Cost Risk is a measure of the likelihood that the final cost for an
on-time delivered and technically satisfactory system or its subsidiary part(s)
will not exceed the expenditure budgeted for that item.
Abatement is reduction of the likelihood of occurrence for a defined
risk event, while Mitigation is reduction of the severity of consequences
that accompany occurrence of the defined risk event. Insurance is an example of
mitigation.
On most projects, risk can be reduced to "avoidance" or abated in
any two of the three aspects at once.
Risk analyses typically will occupy three overlapping tasks. First, identifying
everything that possibly can go wrong and how each defined event impacts the
objective. Second, estimating the likelihood of event occurrence and the level
of uncertainty for the estimates. (Traditionally, each event is assigned a
probability for expressed likelihood.) Third, ranking the high likelihood risks
in accordance with severity of their potential damage to project goals and
determining means for their avoidance or mitigation, if any.
Some analyses emphasize only one risk aspect, if that is the overriding project
political concern. Project health is truly good, however, only when controlling
technical milestones are being met on schedule while costs remain
within bounds.
Probabilities are not highly intuitive even for many persons
with mathematical training. Everyone knows to be very concerned about high
probability risks of high severity with low uncertainty. Many people, however,
will underestimate potential danger in a low probability risk with significant
consequences and high uncertainty. The low assessed probability convinces them
that no real problem exists [Lewis (Returns to here.)]. Most
people have extreme difficulty in accurately evaluating low probability but
high consequences events (such as nuclear reactor meltdown), so they ask their
lawmaking representatives to provide the impossible: zero risk. Through
the Congress, they allow extra-legal agencies to regulate clearly beneficial
products into their disuse [Lewis (Returns to here.)].
Balancing the risks against potential gain, including developing strategies
that will work with most expected outcomes and minimize damage from the rest,
is the essence of decision making. If the probability of success for part of a
project is low, you may apply additional resources of people and budget. If
risk appears very low, you may reduce applied resources to balance risks with
another task or project.
To recap, we want to quantify risk in proportion to its expected value for each
identified event. That is, to assess risk by combining likelihood of event
occurrence (probability) with a value for its severity of effect.
We also want to quantify uncertainty of estimates and to weight risk
elements so they can be added to obtain a system level evaluation. Risk is
dynamic for each aspect throughout a system life cycle. Information, time, and
control continuously differ from previous assessments for many project
elements. We want to easily change estimates and quickly obtain the results.
One flaw in traditional risk analyses is incomplete representation of
identified risk elements. Estimates are made for the probability of occurrence
and severity of every identified event, but the relative importance of each to
the project usually is not made explicit until it relates directly to tasks on
the Critical Path. All three of the risk aspects should be
included as weighted factors in most system development projects.

**Information supplied:**

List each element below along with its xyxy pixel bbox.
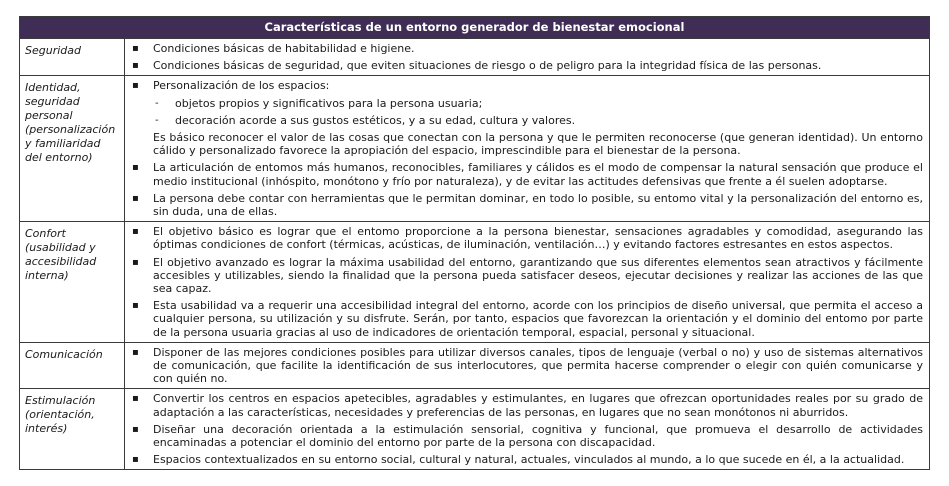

**Task 1:** In one to three sentences, explain why the risk analysis text says many people underestimate the danger in a low probability risk that has significant consequences and high uncertainty.
**Task 2:** Pick up the risk analysis text after its final sentence and keep writing it.
The material shown has no connection to the risk analysis text.

**Exercise output 1:** Many people underestimate such a risk because its low assessed probability convinces them that no real problem exists. The text adds that probabilities are not highly intuitive, even for many people with mathematical training.

**Exercise output 2:**
Weighting is a process with traps for the unwary when the
number of parameters exceeds three. Algebra for the simultaneous equations (to
solve the ratios from estimates of relative importance) becomes tedious and
subjectivity remains. A powerful method for converting paired-comparisons into
decimal weights was developed years ago [Saaty (Returns to
here_2.)]. Its strengths are feedback of input inconsistency and an
algorithmic simplicity. It enables implementation with personal computer
spreadsheets such as Lotus Corporation's 1-2-3® or Microsoft's Excel®.
Risk assessment attempts to quantify confidence in the estimates of attainable
performance, delivery schedule, and cost for each system design concept. But,
seldom is anything more solid than analyses or simulation model output
available to measure. Aggregate system technical risk, schedule risk, and cost
risk must be estimated to facilitate informed risk management.
When critical factors for project success are uncertain,
an additive expected-value model may be used [Saaty (Returns to
here_3.)]. This gives theoretical foundation to the WBS based decision
modeling approach. A simple hierarchical model makes overall system risk a
first level or parent parameter with three risk aspects, and their relative
importance weighting, as children. This eliminates the need for a separate
hierarchy for the risk analysis and risk may be treated as a system performance
factor.
The risk model structure best suited for hardware is an assembly hierarchy,
related to things which may be made or bought, from top assembly down to a
selected part. The project work breakdown structure (WBS) is an obvious
arrangement for military acquisitions, being subdivided in accordance with
likely major subsystems.
A key criterion here is that an assembly hierarchy for risk modeling be
applicable to all of the potential design concept alternatives.
The primary reason for using an assembly hierarchy for the hardware Risk
Analysis model is that often one can closely estimate the potential technical
performance for an item along with its cost budget and build schedule.
Generally, physical systems are assemblies which are themselves composed of
subassemblies, which are made up of even smaller subassemblies, or parts, and
so on, each of which has a different technical, schedule and cost risk
assessment.
Extending problem scope to encompass technical, cost, and schedule risks
entails changing the acquisition concept for a system. Using an automobile as
a familiar item, think of each candidate system as delivered either to you or
to some assembly facility in piecemeal fashion as a "kit". This is
how today's "foreign" and domestic manufacturers build automobiles,
with an international cast of subassemblies. To realistically complicate the
scenario, imagine that some subassemblies employ untried concepts or extend an
unproven technology.
That scenario implies confronting complex arrays of decision variables.
Moreover, attribute scores are made up of varying estimates for life cycle
cost, delivery schedule, and technical performance for each candidate, which
is the case in the real world.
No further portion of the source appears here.